Extracted records:
.....
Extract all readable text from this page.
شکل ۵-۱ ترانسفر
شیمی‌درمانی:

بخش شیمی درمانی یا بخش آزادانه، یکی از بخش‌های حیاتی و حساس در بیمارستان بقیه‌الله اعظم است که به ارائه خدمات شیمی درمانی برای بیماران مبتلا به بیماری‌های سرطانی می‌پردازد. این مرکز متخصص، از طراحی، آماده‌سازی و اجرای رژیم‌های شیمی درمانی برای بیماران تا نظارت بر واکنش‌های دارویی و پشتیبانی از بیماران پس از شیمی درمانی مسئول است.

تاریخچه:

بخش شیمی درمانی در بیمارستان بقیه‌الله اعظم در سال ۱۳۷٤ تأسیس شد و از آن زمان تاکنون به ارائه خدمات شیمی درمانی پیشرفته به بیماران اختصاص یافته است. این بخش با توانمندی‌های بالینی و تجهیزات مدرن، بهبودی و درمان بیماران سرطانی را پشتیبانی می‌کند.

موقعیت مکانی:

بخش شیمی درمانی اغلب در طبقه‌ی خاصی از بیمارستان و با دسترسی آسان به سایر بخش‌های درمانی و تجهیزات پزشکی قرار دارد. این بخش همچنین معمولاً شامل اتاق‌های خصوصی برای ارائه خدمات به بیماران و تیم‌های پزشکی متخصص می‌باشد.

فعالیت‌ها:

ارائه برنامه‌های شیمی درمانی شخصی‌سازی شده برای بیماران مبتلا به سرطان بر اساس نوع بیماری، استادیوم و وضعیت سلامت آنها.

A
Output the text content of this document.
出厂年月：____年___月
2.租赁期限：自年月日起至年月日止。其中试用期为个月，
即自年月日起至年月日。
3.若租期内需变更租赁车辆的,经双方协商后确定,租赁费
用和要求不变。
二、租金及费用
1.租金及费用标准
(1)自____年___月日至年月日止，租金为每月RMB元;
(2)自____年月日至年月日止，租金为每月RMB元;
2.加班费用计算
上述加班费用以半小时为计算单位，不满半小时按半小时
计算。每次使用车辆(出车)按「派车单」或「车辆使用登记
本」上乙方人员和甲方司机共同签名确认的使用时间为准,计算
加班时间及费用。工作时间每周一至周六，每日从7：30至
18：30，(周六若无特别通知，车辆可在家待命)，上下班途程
.....
TASK DETAILS ->
Copy out the lines in which the string "اعظم" appears.

EXERCISE ANSWER ->
بخش شیمی درمانی یا بخش آزادانه، یکی از بخش‌های حیاتی و حساس در بیمارستان بقیه‌الله اعظم است که به ارائه خدمات شیمی درمانی برای بیماران مبتلا به بیماری‌های سرطانی می‌پردازد. این مرکز متخصص، از طراحی، آماده‌سازی و اجرای رژیم‌های شیمی درمانی برای بیماران تا نظارت بر واکنش‌های دارویی و پشتیبانی از بیماران پس از شیمی درمانی مسئول است.
بخش شیمی درمانی در بیمارستان بقیه‌الله اعظم در سال ۱۳۷٤ تأسیس شد و از آن زمان تاکنون به ارائه خدمات شیمی درمانی پیشرفته به بیماران اختصاص یافته است. این بخش با توانمندی‌های بالینی و تجهیزات مدرن، بهبودی و درمان بیماران سرطانی را پشتیبانی می‌کند.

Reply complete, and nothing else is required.